Data for this exercise START

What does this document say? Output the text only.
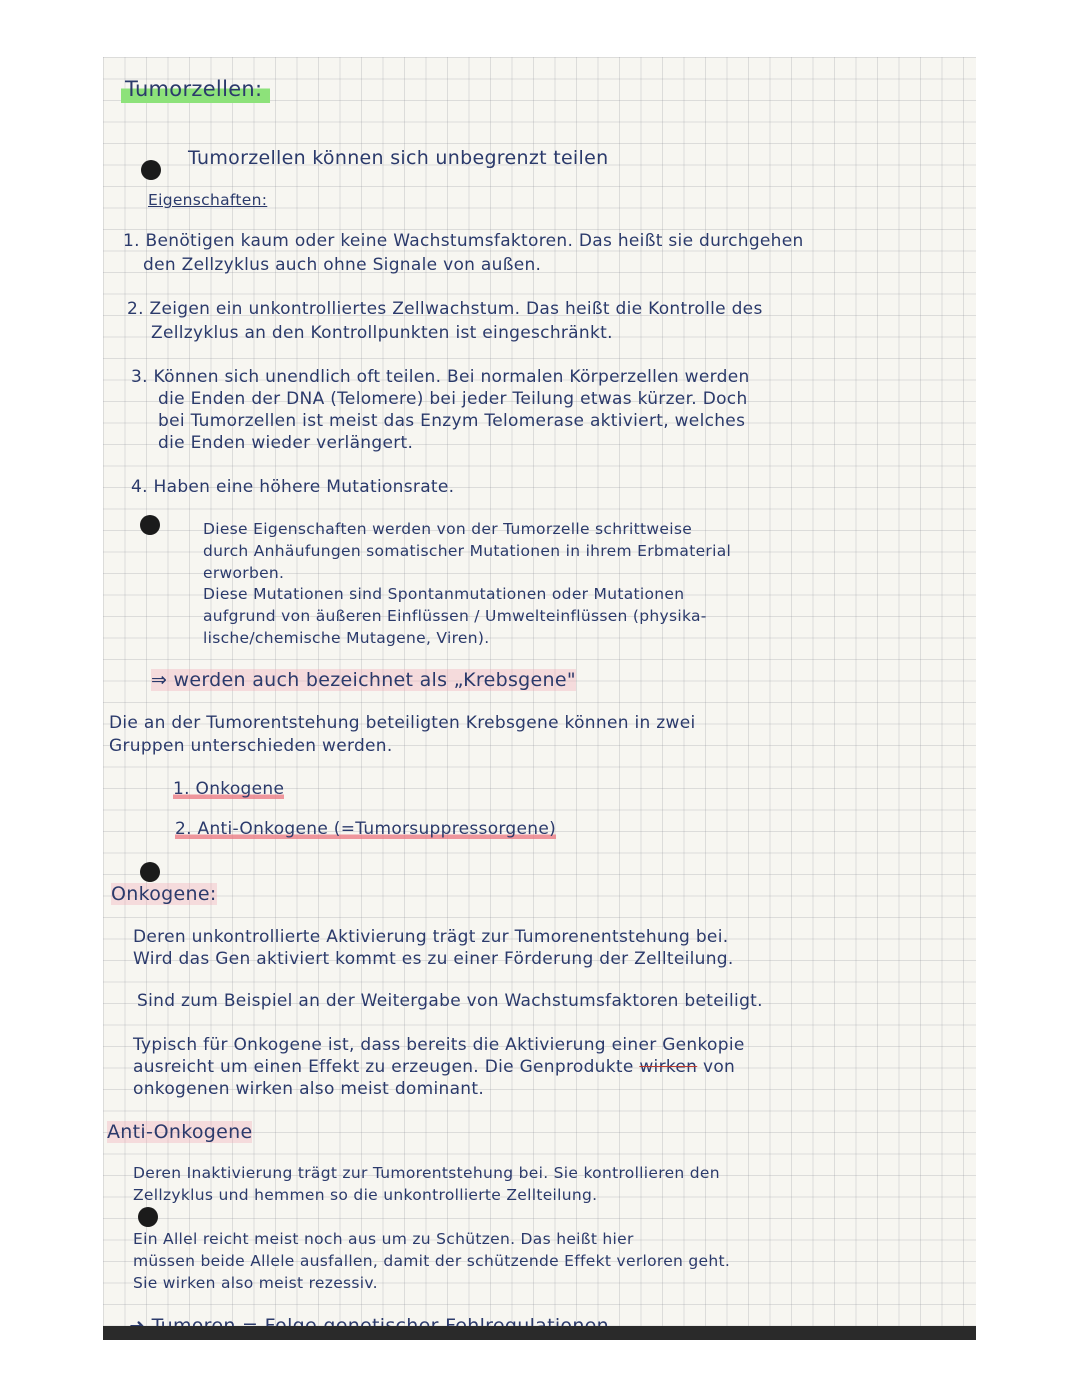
Tumorzellen:
Tumorzellen können sich unbegrenzt teilen
Eigenschaften:
1. Benötigen kaum oder keine Wachstumsfaktoren. Das heißt sie durchgehen
den Zellzyklus auch ohne Signale von außen.
2. Zeigen ein unkontrolliertes Zellwachstum. Das heißt die Kontrolle des
Zellzyklus an den Kontrollpunkten ist eingeschränkt.
3. Können sich unendlich oft teilen. Bei normalen Körperzellen werden
die Enden der DNA (Telomere) bei jeder Teilung etwas kürzer. Doch
bei Tumorzellen ist meist das Enzym Telomerase aktiviert, welches
die Enden wieder verlängert.
4. Haben eine höhere Mutationsrate.
Diese Eigenschaften werden von der Tumorzelle schrittweise
durch Anhäufungen somatischer Mutationen in ihrem Erbmaterial
erworben.
Diese Mutationen sind Spontanmutationen oder Mutationen
aufgrund von äußeren Einflüssen / Umwelteinflüssen (physika-
lische/chemische Mutagene, Viren).
⇒ werden auch bezeichnet als „Krebsgene"
Die an der Tumorentstehung beteiligten Krebsgene können in zwei
Gruppen unterschieden werden.
1. Onkogene
2. Anti-Onkogene (=Tumorsuppressorgene)
Onkogene:
Deren unkontrollierte Aktivierung trägt zur Tumorenentstehung bei.
Wird das Gen aktiviert kommt es zu einer Förderung der Zellteilung.
Sind zum Beispiel an der Weitergabe von Wachstumsfaktoren beteiligt.
Typisch für Onkogene ist, dass bereits die Aktivierung einer Genkopie
ausreicht um einen Effekt zu erzeugen. Die Genprodukte wirken von
onkogenen wirken also meist dominant.
Anti-Onkogene
Deren Inaktivierung trägt zur Tumorentstehung bei. Sie kontrollieren den
Zellzyklus und hemmen so die unkontrollierte Zellteilung.
Ein Allel reicht meist noch aus um zu Schützen. Das heißt hier
müssen beide Allele ausfallen, damit der schützende Effekt verloren geht.
Sie wirken also meist rezessiv.
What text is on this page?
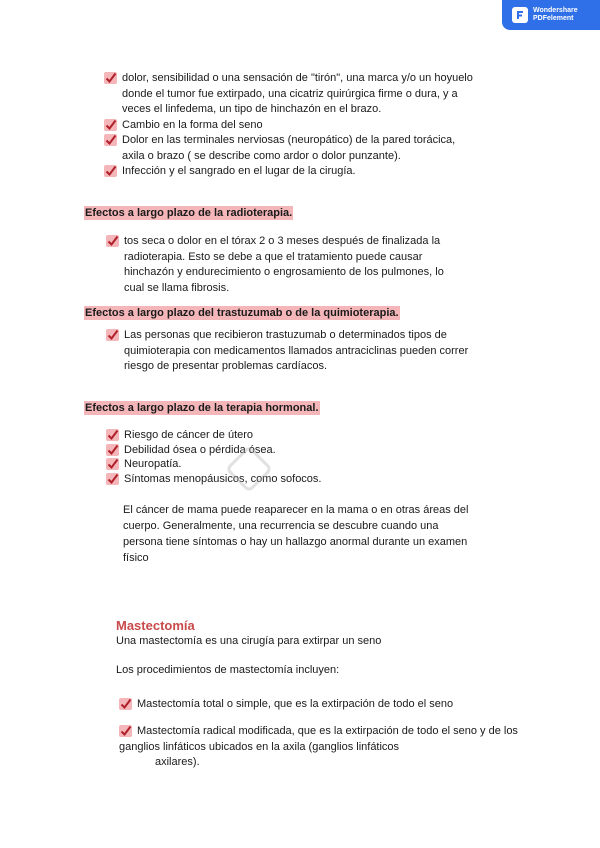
Wondershare
PDFelement
dolor, sensibilidad o una sensación de "tirón", una marca y/o un hoyuelo
donde el tumor fue extirpado, una cicatriz quirúrgica firme o dura, y a
veces el linfedema, un tipo de hinchazón en el brazo.
Cambio en la forma del seno
Dolor en las terminales nerviosas (neuropático) de la pared torácica,
axila o brazo ( se describe como ardor o dolor punzante).
Infección y el sangrado en el lugar de la cirugía.
Efectos a largo plazo de la radioterapia.
tos seca o dolor en el tórax 2 o 3 meses después de finalizada la
radioterapia. Esto se debe a que el tratamiento puede causar
hinchazón y endurecimiento o engrosamiento de los pulmones, lo
cual se llama fibrosis.
Efectos a largo plazo del trastuzumab o de la quimioterapia.
Las personas que recibieron trastuzumab o determinados tipos de
quimioterapia con medicamentos llamados antraciclinas pueden correr
riesgo de presentar problemas cardíacos.
Efectos a largo plazo de la terapia hormonal.
Riesgo de cáncer de útero
Debilidad ósea o pérdida ósea.
Neuropatía.
Síntomas menopáusicos, como sofocos.
El cáncer de mama puede reaparecer en la mama o en otras áreas del
cuerpo. Generalmente, una recurrencia se descubre cuando una
persona tiene síntomas o hay un hallazgo anormal durante un examen
físico
Mastectomía
Una mastectomía es una cirugía para extirpar un seno
Los procedimientos de mastectomía incluyen:
Mastectomía total o simple, que es la extirpación de todo el seno
Mastectomía radical modificada, que es la extirpación de todo el seno y de los
ganglios linfáticos ubicados en la axila (ganglios linfáticos
axilares).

Data for this exercise END

Write out the records above in full and exactly, with no pictures.

What does this document say? Output the text only.
Tumorzellen:
Tumorzellen können sich unbegrenzt teilen
Eigenschaften:
1. Benötigen kaum oder keine Wachstumsfaktoren. Das heißt sie durchgehen
den Zellzyklus auch ohne Signale von außen.
2. Zeigen ein unkontrolliertes Zellwachstum. Das heißt die Kontrolle des
Zellzyklus an den Kontrollpunkten ist eingeschränkt.
3. Können sich unendlich oft teilen. Bei normalen Körperzellen werden
die Enden der DNA (Telomere) bei jeder Teilung etwas kürzer. Doch
bei Tumorzellen ist meist das Enzym Telomerase aktiviert, welches
die Enden wieder verlängert.
4. Haben eine höhere Mutationsrate.
Diese Eigenschaften werden von der Tumorzelle schrittweise
durch Anhäufungen somatischer Mutationen in ihrem Erbmaterial
erworben.
Diese Mutationen sind Spontanmutationen oder Mutationen
aufgrund von äußeren Einflüssen / Umwelteinflüssen (physika-
lische/chemische Mutagene, Viren).
⇒ werden auch bezeichnet als „Krebsgene"
Die an der Tumorentstehung beteiligten Krebsgene können in zwei
Gruppen unterschieden werden.
1. Onkogene
2. Anti-Onkogene (=Tumorsuppressorgene)
Onkogene:
Deren unkontrollierte Aktivierung trägt zur Tumorenentstehung bei.
Wird das Gen aktiviert kommt es zu einer Förderung der Zellteilung.
Sind zum Beispiel an der Weitergabe von Wachstumsfaktoren beteiligt.
Typisch für Onkogene ist, dass bereits die Aktivierung einer Genkopie
ausreicht um einen Effekt zu erzeugen. Die Genprodukte wirken von
onkogenen wirken also meist dominant.
Anti-Onkogene
Deren Inaktivierung trägt zur Tumorentstehung bei. Sie kontrollieren den
Zellzyklus und hemmen so die unkontrollierte Zellteilung.
Ein Allel reicht meist noch aus um zu Schützen. Das heißt hier
müssen beide Allele ausfallen, damit der schützende Effekt verloren geht.
Sie wirken also meist rezessiv.
What text is on this page?
Wondershare
PDFelement
dolor, sensibilidad o una sensación de "tirón", una marca y/o un hoyuelo
donde el tumor fue extirpado, una cicatriz quirúrgica firme o dura, y a
veces el linfedema, un tipo de hinchazón en el brazo.
Cambio en la forma del seno
Dolor en las terminales nerviosas (neuropático) de la pared torácica,
axila o brazo ( se describe como ardor o dolor punzante).
Infección y el sangrado en el lugar de la cirugía.
Efectos a largo plazo de la radioterapia.
tos seca o dolor en el tórax 2 o 3 meses después de finalizada la
radioterapia. Esto se debe a que el tratamiento puede causar
hinchazón y endurecimiento o engrosamiento de los pulmones, lo
cual se llama fibrosis.
Efectos a largo plazo del trastuzumab o de la quimioterapia.
Las personas que recibieron trastuzumab o determinados tipos de
quimioterapia con medicamentos llamados antraciclinas pueden correr
riesgo de presentar problemas cardíacos.
Efectos a largo plazo de la terapia hormonal.
Riesgo de cáncer de útero
Debilidad ósea o pérdida ósea.
Neuropatía.
Síntomas menopáusicos, como sofocos.
El cáncer de mama puede reaparecer en la mama o en otras áreas del
cuerpo. Generalmente, una recurrencia se descubre cuando una
persona tiene síntomas o hay un hallazgo anormal durante un examen
físico
Mastectomía
Una mastectomía es una cirugía para extirpar un seno
Los procedimientos de mastectomía incluyen:
Mastectomía total o simple, que es la extirpación de todo el seno
Mastectomía radical modificada, que es la extirpación de todo el seno y de los
ganglios linfáticos ubicados en la axila (ganglios linfáticos
axilares).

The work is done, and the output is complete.